EXERCISE INSTRUCTIONS
A) Translate this sentence from the thread on x86 memory barriers into German: "I think store-load forwarding can satisfy a load from store buffer."
B) In the thread on x86 memory barriers, which section and volume of the Intel programmer manual does Michael Barker name as the place to look?
C) Continue the thread on x86 memory barriers from its last line.

[concurrency-interest] x86 NOOP memory barriers

Vitaly Davidovich vitalyd at gmail.com
Fri Aug 2 13:28:08 EDT 2013


I think store-load forwarding can satisfy a load from store buffer.

Write combining store buffer will combine stores to same cacheline.  I
don't think writes go into the store buffer before their address is
computed, so don't think you'll have two adjacent stores to same address
sitting there at same time (I could be wrong on that though but seems like
core should know address by now since it would've detected a cache miss on
it and thus dropped the store into the buffer).

Sent from my phone
On Aug 2, 2013 12:58 PM, "Nathan Reynolds" <nathan.reynolds at oracle.com>
wrote:

>  Just to add, if the address of a load or store is not known yet (i.e.
> the core is still computing it), then no loads may reorder in front of it.
> This is because if the store and load are for the same address then the
> load needs to pick up the value of the store.
>
> Ignore any fences... Let's say there is a store sitting in the load/store
> buffer inside the core.  Let's say the address for the store has been
> computed.  Could a load from that same address simply use the value that is
> going to be stored?  Just checking if my understanding is correct.
>
> Ignore any fences... Let's say there are 2 adjacent stores sitting in the
> load/store buffer inside the core.  Let's say the addresses for the stores
> have been computed and are identical.  Could the stores be combined into 1
> store so that only the latter store actually pushes its data to L1D cache?
> Again, just checking if my understanding is correct.
>
> -Nathan
>
> On 8/2/2013 5:15 AM, Michael Barker wrote:
>
> Hi Nitsan,
>
> In short, no.  The place to look (as definitive as it gets for the
> hardware) is section 8.2.2, volume 3A of the Intel programmer
> manual[0].  It lists the rules that are applied regarding the
> reordering of instructions under the X86 memory model.  I've
> summarised the relevant ones here:
>
> - Reads are not reordered with other reads.
> - Writes are not reordered with older reads.
> - Writes to memory are not reordered with other writes*.
> - Reads may be reordered with older writes to different locations but
> not with older writes to the same location.

GIVEN INFORMATION
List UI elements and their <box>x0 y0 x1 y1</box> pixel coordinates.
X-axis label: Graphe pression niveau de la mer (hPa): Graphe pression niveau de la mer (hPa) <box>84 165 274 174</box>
...
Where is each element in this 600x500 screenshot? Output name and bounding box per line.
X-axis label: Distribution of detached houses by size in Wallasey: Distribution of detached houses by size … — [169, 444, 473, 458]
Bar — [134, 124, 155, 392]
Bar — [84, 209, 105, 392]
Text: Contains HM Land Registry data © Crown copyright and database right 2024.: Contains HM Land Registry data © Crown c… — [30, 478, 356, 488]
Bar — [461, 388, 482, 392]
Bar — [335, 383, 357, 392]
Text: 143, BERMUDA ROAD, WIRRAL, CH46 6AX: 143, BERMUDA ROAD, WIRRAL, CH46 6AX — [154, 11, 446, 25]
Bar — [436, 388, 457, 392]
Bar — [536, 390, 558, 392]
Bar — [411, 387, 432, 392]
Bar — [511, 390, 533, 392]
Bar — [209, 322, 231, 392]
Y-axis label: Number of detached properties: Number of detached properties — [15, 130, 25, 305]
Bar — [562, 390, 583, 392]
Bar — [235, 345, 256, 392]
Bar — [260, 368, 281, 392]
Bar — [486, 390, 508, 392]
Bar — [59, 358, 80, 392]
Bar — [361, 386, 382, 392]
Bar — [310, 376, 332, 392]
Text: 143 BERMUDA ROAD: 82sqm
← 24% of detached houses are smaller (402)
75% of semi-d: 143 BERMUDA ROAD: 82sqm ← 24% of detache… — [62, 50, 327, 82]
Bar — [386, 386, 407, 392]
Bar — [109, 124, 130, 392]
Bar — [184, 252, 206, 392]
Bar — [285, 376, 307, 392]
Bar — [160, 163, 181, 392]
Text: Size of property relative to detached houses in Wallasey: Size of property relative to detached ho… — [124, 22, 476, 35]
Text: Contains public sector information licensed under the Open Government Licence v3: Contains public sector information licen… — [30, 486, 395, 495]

EXPECTED RESULTS
A) Ich denke, dass Store-Load-Forwarding einen Ladevorgang aus dem Store-Buffer bedienen kann.

B) Section 8.2.2, volume 3A.

C)
>
> The only reordering that will occur with x86 is allowing reads to be
> executed before writes (to other locations), hence the need for a
> LOCKed instruction to enforce the store/load barrier.  As you can see
> with the above rules, store are not reordered with older stores and
> loads are not reordered with older loads so a series of MOV
> instructions is sufficient for a store/store or a load/load barrier.
>
> I'm not really an authority either, but you'll be fairly safe
> referencing in the Intel manuals with regards to the hardware
> behaviour.
>
> *There are exceptions with regards to writes that come into play when
> using specific instructions, but won't be a factor here.  E.g. you can
> use specific non-temporal stores to subvert the normal cache-coherency
> rules.
>
> Mike.
>
> [0] http://www.intel.com/content/www/us/en/processors/architectures-software-developer-manuals.html
>
>
> On 2 August 2013 23:25, Nitsan Wakart <nitsanw at yahoo.com> <nitsanw at yahoo.com> wrote:
>
>  Can the writes get re-ordered on the hardware level?
> Don't volatile reads(LOAD/LOAD) also require reads to not get re-ordered to
> maintain happens-before/after relationships?
>
> ________________________________
> From: Vitaly Davidovich <vitalyd at gmail.com> <vitalyd at gmail.com>
> To: Nitsan Wakart <nitsanw at yahoo.com> <nitsanw at yahoo.com>
> Cc: Concurrency Interest <concurrency-interest at cs.oswego.edu> <concurrency-interest at cs.oswego.edu>
> Sent: Friday, August 2, 2013 12:46 PM
> Subject: Re: [concurrency-interest] x86 NOOP memory barriers
>
> I'm not an authority so take this for what it's worth...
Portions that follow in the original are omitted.